> [REQUEST] Transcribe the lines verbatim, starting at the line that contains "table-row <box>97 711 1200 737</box>" and ending at the line that contains "aanwezig-cell[interactable] <box>841 227", with both of those lines included.

-*-*-

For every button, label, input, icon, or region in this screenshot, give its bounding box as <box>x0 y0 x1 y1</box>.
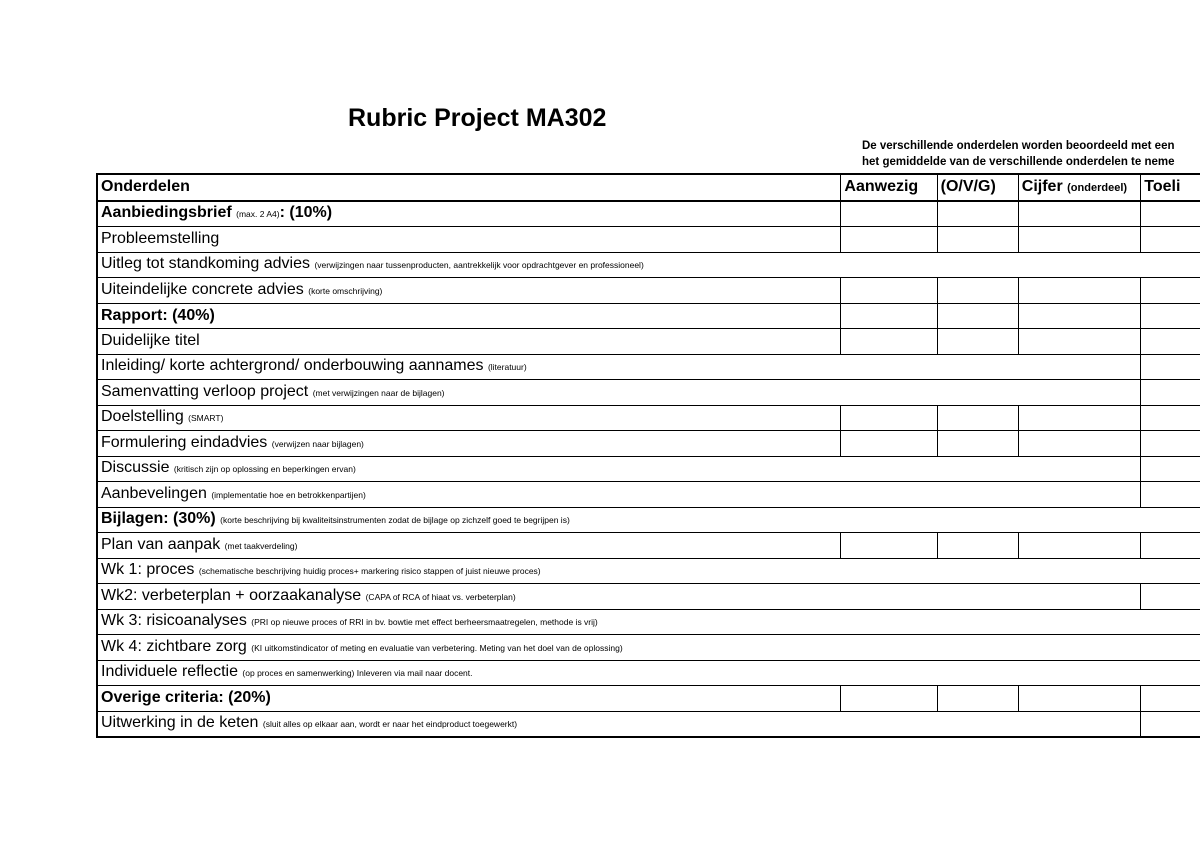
table-row <box>97 711 1200 737</box>
toelichting-cell[interactable] <box>1141 303 1200 329</box>
header-toelichting: Toeli <box>1141 174 1200 201</box>
toelichting-cell[interactable] <box>1141 584 1200 610</box>
aanwezig-cell[interactable] <box>841 227 937 253</box>
criterion-label: Discussie <box>101 459 170 477</box>
document-title: Rubric Project MA302 <box>348 104 607 132</box>
criterion-cell <box>97 354 1141 380</box>
criterion-note: (kritisch zijn op oplossing en beperkingen ervan) <box>173 464 356 475</box>
criterion-note: (max. 2 A4) <box>236 209 280 220</box>
rubric-table <box>96 173 1200 738</box>
toelichting-cell[interactable] <box>1141 533 1200 559</box>
criterion-cell <box>97 201 841 227</box>
table-row <box>97 303 1200 329</box>
criterion-label: Doelstelling <box>101 408 184 426</box>
criterion-note: (korte omschrijving) <box>308 285 383 296</box>
criterion-cell <box>97 380 1141 406</box>
table-row <box>97 507 1200 533</box>
criterion-weight: : (10%) <box>279 204 333 222</box>
header-cijfer-sub: (onderdeel) <box>1067 181 1128 194</box>
cijfer-cell[interactable] <box>1018 431 1140 457</box>
grading-note <box>862 138 1175 170</box>
toelichting-cell[interactable] <box>1141 278 1200 304</box>
criterion-cell <box>97 278 841 304</box>
aanwezig-cell[interactable] <box>841 278 937 304</box>
criterion-note: (op proces en samenwerking) Inleveren via mail naar docent. <box>242 668 473 679</box>
criterion-note: (met taakverdeling) <box>224 540 298 551</box>
aanwezig-cell[interactable] <box>841 533 937 559</box>
header-onderdelen: Onderdelen <box>97 174 841 201</box>
ovg-cell[interactable] <box>937 686 1018 712</box>
aanwezig-cell[interactable] <box>841 405 937 431</box>
criterion-label: Rapport: (40%) <box>101 306 215 324</box>
table-row <box>97 405 1200 431</box>
criterion-note: (KI uitkomstindicator of meting en evaluatie van verbetering. Meting van het doel van de oplossing) <box>251 642 623 653</box>
criterion-label: Aanbiedingsbrief <box>101 204 232 222</box>
aanwezig-cell[interactable] <box>841 303 937 329</box>
criterion-label: Wk 1: proces <box>101 561 195 579</box>
criterion-note: (verwijzen naar bijlagen) <box>271 438 364 449</box>
toelichting-cell[interactable] <box>1141 482 1200 508</box>
criterion-cell <box>97 329 841 355</box>
aanwezig-cell[interactable] <box>841 201 937 227</box>
criterion-label: Duidelijke titel <box>101 332 200 350</box>
toelichting-cell[interactable] <box>1141 201 1200 227</box>
criterion-cell <box>97 686 841 712</box>
criterion-cell <box>97 431 841 457</box>
aanwezig-cell[interactable] <box>841 431 937 457</box>
table-row <box>97 380 1200 406</box>
table-row <box>97 609 1200 635</box>
ovg-cell[interactable] <box>937 278 1018 304</box>
criterion-label: Plan van aanpak <box>101 535 221 553</box>
criterion-label: Formulering eindadvies <box>101 433 268 451</box>
criterion-cell <box>97 227 841 253</box>
criterion-cell <box>97 303 841 329</box>
criterion-label: Aanbevelingen <box>101 484 207 502</box>
ovg-cell[interactable] <box>937 405 1018 431</box>
table-header-row <box>97 174 1200 201</box>
cijfer-cell[interactable] <box>1018 686 1140 712</box>
toelichting-cell[interactable] <box>1141 686 1200 712</box>
criterion-cell <box>97 252 1200 278</box>
criterion-label: Inleiding/ korte achtergrond/ onderbouwing aannames <box>101 357 484 375</box>
criterion-label: Probleemstelling <box>101 230 220 248</box>
ovg-cell[interactable] <box>937 533 1018 559</box>
criterion-cell <box>97 456 1141 482</box>
toelichting-cell[interactable] <box>1141 380 1200 406</box>
table-row <box>97 278 1200 304</box>
table-row <box>97 635 1200 661</box>
aanwezig-cell[interactable] <box>841 329 937 355</box>
table-row <box>97 431 1200 457</box>
criterion-cell <box>97 507 1200 533</box>
ovg-cell[interactable] <box>937 227 1018 253</box>
table-row <box>97 686 1200 712</box>
criterion-cell <box>97 711 1141 737</box>
toelichting-cell[interactable] <box>1141 405 1200 431</box>
table-row <box>97 482 1200 508</box>
criterion-note: (korte beschrijving bij kwaliteitsinstrumenten zodat de bijlage op zichzelf goed te begrijpen is) <box>220 515 570 526</box>
criterion-note: (implementatie hoe en betrokkenpartijen) <box>211 489 366 500</box>
toelichting-cell[interactable] <box>1141 227 1200 253</box>
ovg-cell[interactable] <box>937 303 1018 329</box>
grading-note-line-1: De verschillende onderdelen worden beoordeeld met een <box>862 140 1175 152</box>
criterion-note: (verwijzingen naar tussenproducten, aantrekkelijk voor opdrachtgever en professioneel) <box>314 260 644 271</box>
toelichting-cell[interactable] <box>1141 431 1200 457</box>
cijfer-cell[interactable] <box>1018 329 1140 355</box>
criterion-cell <box>97 533 841 559</box>
toelichting-cell[interactable] <box>1141 329 1200 355</box>
criterion-label: Wk2: verbeterplan + oorzaakanalyse <box>101 586 362 604</box>
criterion-label: Uitwerking in de keten <box>101 714 259 732</box>
header-cijfer <box>1018 174 1140 201</box>
table-row <box>97 252 1200 278</box>
header-aanwezig: Aanwezig <box>841 174 937 201</box>
criterion-label: Overige criteria: (20%) <box>101 689 271 707</box>
grading-note-line-2: het gemiddelde van de verschillende onderdelen te neme <box>862 156 1175 168</box>
toelichting-cell[interactable] <box>1141 456 1200 482</box>
criterion-label: Samenvatting verloop project <box>101 382 309 400</box>
criterion-cell <box>97 558 1200 584</box>
criterion-label: Bijlagen: (30%) <box>101 510 216 528</box>
criterion-note: (sluit alles op elkaar aan, wordt er naar het eindproduct toegewerkt) <box>262 719 518 730</box>
cijfer-cell[interactable] <box>1018 201 1140 227</box>
toelichting-cell[interactable] <box>1141 354 1200 380</box>
criterion-label: Individuele reflectie <box>101 663 238 681</box>
criterion-note: (CAPA of RCA of hiaat vs. verbeterplan) <box>365 591 516 602</box>
criterion-cell <box>97 482 1141 508</box>
table-row <box>97 660 1200 686</box>
table-row <box>97 584 1200 610</box>
ovg-cell[interactable] <box>937 329 1018 355</box>
cijfer-cell[interactable] <box>1018 278 1140 304</box>
cijfer-cell[interactable] <box>1018 405 1140 431</box>
cijfer-cell[interactable] <box>1018 303 1140 329</box>
criterion-cell <box>97 635 1200 661</box>
criterion-note: (SMART) <box>188 413 224 424</box>
cijfer-cell[interactable] <box>1018 227 1140 253</box>
criterion-label: Uiteindelijke concrete advies <box>101 280 304 298</box>
criterion-note: (met verwijzingen naar de bijlagen) <box>312 387 445 398</box>
ovg-cell[interactable] <box>937 431 1018 457</box>
header-cijfer-label: Cijfer <box>1021 177 1063 195</box>
criterion-note: (schematische beschrijving huidig proces+ markering risico stappen of juist nieuwe proces) <box>198 566 541 577</box>
table-row <box>97 227 1200 253</box>
header-ovg: (O/V/G) <box>937 174 1018 201</box>
table-row <box>97 354 1200 380</box>
criterion-cell <box>97 609 1200 635</box>
criterion-cell <box>97 405 841 431</box>
table-row <box>97 456 1200 482</box>
criterion-note: (PRI op nieuwe proces of RRI in bv. bowtie met effect berheersmaatregelen, methode is vrij) <box>251 617 598 628</box>
criterion-cell <box>97 660 1200 686</box>
table-row <box>97 329 1200 355</box>
ovg-cell[interactable] <box>937 201 1018 227</box>
criterion-label: Wk 3: risicoanalyses <box>101 612 247 630</box>
table-row <box>97 533 1200 559</box>
criterion-cell <box>97 584 1141 610</box>
criterion-label: Uitleg tot standkoming advies <box>101 255 310 273</box>
aanwezig-cell[interactable] <box>841 686 937 712</box>
criterion-label: Wk 4: zichtbare zorg <box>101 637 247 655</box>
table-row <box>97 558 1200 584</box>
cijfer-cell[interactable] <box>1018 533 1140 559</box>
table-row <box>97 201 1200 227</box>
toelichting-cell[interactable] <box>1141 711 1200 737</box>
criterion-note: (literatuur) <box>487 362 527 373</box>
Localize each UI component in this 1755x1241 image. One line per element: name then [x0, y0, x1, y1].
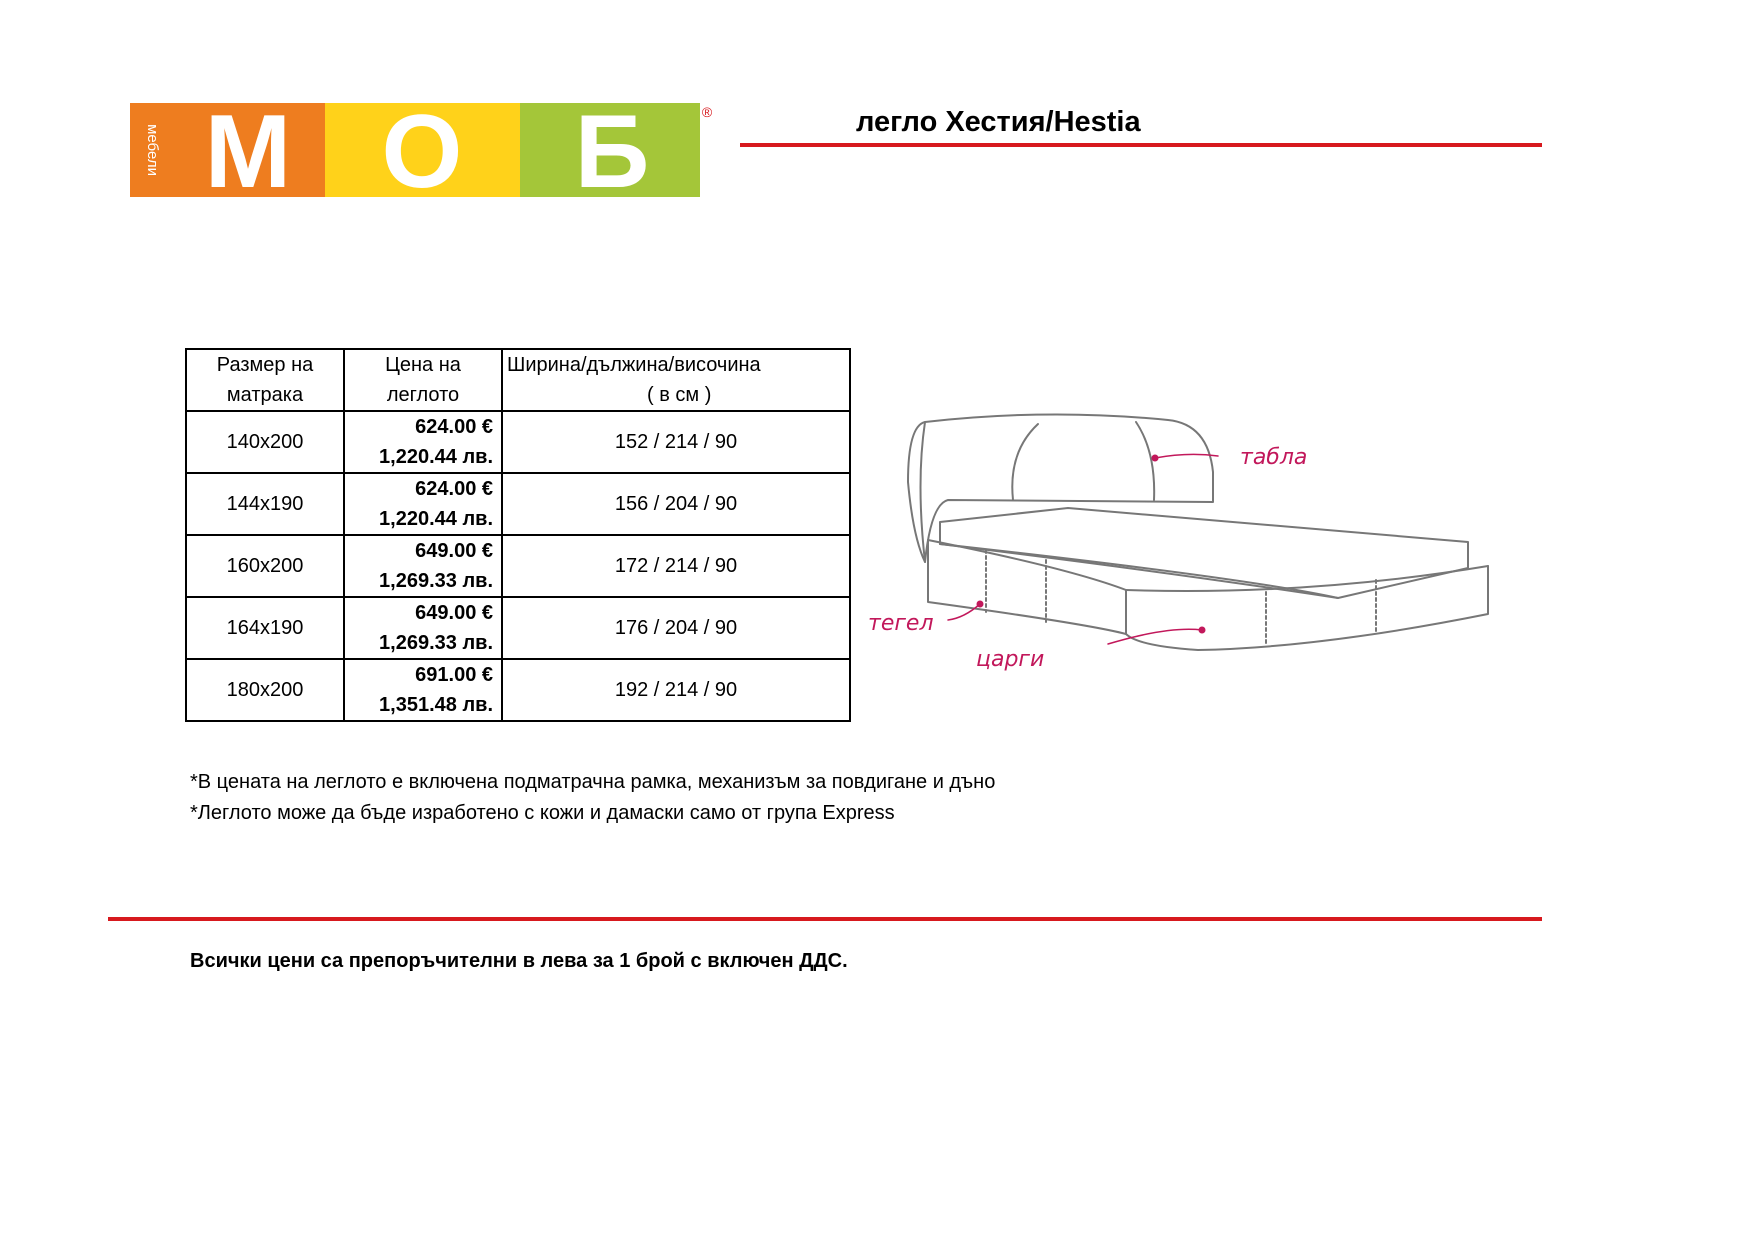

-*-*-

> [RIGHT ANSWER]
table-row <box>97 711 1200 737</box>
toelichting-cell[interactable] <box>1141 303 1200 329</box>
header-toelichting: Toeli <box>1141 174 1200 201</box>
toelichting-cell[interactable] <box>1141 584 1200 610</box>
aanwezig-cell[interactable] <box>841 227 937 253</box>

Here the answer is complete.